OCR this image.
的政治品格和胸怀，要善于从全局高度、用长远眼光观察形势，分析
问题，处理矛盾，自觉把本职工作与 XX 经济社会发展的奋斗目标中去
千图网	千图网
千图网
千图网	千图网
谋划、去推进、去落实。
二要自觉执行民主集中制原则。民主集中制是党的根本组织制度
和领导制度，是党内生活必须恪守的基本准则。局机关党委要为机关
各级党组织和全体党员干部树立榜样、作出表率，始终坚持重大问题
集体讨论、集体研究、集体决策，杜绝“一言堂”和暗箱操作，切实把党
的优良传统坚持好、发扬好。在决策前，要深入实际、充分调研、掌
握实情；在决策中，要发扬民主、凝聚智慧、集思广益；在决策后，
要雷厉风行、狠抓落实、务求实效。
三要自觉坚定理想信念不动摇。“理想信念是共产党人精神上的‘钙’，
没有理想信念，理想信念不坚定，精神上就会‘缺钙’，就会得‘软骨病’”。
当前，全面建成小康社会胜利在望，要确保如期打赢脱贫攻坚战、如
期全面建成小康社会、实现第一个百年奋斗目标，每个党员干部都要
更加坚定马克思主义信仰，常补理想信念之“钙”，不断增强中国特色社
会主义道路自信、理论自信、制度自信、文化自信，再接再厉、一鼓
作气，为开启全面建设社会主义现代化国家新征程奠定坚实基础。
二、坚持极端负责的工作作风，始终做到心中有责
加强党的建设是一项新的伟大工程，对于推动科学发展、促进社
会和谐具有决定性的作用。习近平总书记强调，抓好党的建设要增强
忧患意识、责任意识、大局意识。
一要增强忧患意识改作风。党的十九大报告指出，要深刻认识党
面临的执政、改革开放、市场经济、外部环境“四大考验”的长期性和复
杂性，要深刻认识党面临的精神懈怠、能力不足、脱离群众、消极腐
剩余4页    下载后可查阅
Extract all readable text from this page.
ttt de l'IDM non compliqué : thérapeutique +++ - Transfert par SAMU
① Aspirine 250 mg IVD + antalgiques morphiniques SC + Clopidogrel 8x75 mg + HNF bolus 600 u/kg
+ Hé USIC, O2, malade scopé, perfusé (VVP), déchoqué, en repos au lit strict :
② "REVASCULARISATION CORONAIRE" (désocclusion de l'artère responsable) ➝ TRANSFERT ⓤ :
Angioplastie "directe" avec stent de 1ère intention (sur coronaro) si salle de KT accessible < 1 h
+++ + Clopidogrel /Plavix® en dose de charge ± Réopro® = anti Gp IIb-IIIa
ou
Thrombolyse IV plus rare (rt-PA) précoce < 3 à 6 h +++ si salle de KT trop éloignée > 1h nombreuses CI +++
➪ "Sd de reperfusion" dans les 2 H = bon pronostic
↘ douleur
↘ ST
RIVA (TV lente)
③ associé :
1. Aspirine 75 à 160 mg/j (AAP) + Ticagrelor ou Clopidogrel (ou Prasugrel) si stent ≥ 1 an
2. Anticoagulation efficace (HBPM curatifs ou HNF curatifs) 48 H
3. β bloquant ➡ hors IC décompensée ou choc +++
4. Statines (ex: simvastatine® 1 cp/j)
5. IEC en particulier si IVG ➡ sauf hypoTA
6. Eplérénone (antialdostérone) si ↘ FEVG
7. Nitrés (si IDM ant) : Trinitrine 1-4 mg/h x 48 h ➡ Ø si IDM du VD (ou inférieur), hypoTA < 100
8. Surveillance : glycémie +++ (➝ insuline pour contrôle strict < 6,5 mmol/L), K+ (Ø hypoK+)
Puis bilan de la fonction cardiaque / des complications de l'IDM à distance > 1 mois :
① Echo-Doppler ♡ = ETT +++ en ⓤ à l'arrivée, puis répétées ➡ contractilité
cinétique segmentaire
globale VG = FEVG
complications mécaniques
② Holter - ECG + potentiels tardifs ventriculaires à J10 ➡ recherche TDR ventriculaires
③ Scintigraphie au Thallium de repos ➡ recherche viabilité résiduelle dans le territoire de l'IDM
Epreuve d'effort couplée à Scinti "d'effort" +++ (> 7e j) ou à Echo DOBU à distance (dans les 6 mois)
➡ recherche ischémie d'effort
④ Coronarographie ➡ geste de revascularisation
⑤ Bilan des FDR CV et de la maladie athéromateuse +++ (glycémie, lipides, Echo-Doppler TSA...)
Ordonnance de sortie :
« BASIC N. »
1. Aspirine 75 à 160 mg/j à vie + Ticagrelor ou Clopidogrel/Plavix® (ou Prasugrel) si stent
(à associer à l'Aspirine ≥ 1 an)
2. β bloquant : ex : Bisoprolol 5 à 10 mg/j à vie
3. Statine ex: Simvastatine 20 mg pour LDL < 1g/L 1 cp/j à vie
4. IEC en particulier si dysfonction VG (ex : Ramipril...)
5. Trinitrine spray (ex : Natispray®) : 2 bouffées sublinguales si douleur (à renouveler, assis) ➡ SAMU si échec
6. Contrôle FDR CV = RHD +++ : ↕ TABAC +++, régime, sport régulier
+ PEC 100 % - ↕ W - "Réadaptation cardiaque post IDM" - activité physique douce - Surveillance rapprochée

◆ ◆ ◆ ◆ ◆ ◆ ◆

* **Goal of the exercise**:
Report how many lines in these entries contain "strict". Answer with the number only.

* **The reply**:
2